● Task to carry out
Where a line holds the word "Spectrum", copy that line.
-- BEGIN --
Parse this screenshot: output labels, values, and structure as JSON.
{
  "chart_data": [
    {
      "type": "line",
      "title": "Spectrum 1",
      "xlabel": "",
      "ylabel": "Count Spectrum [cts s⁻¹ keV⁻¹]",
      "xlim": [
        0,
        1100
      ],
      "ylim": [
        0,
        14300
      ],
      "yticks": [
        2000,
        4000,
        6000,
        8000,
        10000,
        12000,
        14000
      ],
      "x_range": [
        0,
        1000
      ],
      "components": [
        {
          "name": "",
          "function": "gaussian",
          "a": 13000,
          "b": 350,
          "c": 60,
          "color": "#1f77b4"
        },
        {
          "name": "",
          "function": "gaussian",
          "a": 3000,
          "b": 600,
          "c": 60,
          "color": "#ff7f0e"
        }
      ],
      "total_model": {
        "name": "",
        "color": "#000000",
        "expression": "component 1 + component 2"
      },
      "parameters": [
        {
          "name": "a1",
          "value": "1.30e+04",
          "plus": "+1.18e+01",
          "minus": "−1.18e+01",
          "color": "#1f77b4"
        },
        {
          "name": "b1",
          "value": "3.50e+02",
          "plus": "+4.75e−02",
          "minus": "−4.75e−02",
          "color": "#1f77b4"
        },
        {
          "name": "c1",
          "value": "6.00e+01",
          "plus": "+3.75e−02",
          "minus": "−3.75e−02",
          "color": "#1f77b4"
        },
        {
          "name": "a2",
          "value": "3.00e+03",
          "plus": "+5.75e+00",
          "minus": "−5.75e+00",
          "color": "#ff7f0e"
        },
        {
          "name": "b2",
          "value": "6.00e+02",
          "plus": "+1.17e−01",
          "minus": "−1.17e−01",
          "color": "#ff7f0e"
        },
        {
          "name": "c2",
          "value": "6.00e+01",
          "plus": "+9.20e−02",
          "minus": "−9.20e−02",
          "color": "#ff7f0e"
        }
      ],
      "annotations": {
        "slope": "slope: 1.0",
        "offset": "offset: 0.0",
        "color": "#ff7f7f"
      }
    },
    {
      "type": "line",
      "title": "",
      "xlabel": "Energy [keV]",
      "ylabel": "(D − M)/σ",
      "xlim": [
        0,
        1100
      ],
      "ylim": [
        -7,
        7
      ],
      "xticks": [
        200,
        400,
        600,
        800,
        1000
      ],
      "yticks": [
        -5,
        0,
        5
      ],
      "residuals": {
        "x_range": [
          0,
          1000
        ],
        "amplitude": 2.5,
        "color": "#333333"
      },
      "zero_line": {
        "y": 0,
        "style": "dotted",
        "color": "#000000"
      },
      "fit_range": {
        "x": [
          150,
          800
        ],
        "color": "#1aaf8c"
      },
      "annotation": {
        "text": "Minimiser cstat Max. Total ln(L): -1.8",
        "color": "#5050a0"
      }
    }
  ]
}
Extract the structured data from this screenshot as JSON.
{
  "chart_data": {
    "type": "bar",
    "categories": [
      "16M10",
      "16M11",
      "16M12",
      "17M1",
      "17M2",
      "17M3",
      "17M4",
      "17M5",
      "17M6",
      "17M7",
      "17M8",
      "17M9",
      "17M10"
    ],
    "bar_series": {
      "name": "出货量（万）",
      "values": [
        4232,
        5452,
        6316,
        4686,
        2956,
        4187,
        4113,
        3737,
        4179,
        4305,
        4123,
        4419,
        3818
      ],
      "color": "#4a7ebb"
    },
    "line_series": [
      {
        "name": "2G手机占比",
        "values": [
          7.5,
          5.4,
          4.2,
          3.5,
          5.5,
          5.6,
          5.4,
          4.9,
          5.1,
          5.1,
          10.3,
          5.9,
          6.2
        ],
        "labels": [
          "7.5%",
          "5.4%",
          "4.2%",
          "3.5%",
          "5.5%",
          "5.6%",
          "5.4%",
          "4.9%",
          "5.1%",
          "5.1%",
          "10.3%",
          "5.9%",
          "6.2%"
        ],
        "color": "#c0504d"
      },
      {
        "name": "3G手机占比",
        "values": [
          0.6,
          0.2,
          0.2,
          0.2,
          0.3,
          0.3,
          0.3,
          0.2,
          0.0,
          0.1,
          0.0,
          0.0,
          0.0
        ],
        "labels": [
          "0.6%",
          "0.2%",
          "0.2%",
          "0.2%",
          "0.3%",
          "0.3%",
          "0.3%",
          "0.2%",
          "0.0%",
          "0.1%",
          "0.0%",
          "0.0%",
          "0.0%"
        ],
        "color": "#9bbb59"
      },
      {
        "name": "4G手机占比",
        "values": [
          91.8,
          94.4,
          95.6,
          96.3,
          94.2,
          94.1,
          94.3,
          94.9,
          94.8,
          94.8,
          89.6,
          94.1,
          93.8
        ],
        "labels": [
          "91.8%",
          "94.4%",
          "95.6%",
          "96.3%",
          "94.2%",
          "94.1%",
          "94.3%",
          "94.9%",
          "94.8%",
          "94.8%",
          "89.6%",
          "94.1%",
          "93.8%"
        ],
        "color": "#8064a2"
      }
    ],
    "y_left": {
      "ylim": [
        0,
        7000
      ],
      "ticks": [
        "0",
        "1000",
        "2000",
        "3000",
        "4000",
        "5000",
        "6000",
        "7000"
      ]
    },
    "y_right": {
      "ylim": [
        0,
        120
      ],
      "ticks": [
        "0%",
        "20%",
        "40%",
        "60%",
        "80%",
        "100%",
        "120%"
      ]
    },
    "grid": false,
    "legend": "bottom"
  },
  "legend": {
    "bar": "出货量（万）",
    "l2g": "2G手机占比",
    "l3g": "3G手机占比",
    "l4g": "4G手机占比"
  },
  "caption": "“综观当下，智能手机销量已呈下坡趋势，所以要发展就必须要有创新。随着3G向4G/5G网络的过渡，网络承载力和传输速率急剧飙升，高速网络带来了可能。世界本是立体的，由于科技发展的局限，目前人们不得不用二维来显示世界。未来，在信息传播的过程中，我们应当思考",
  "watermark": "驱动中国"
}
-- END --
● Worked solution
      "title": "Spectrum 1",
      "ylabel": "Count Spectrum [cts s⁻¹ keV⁻¹]",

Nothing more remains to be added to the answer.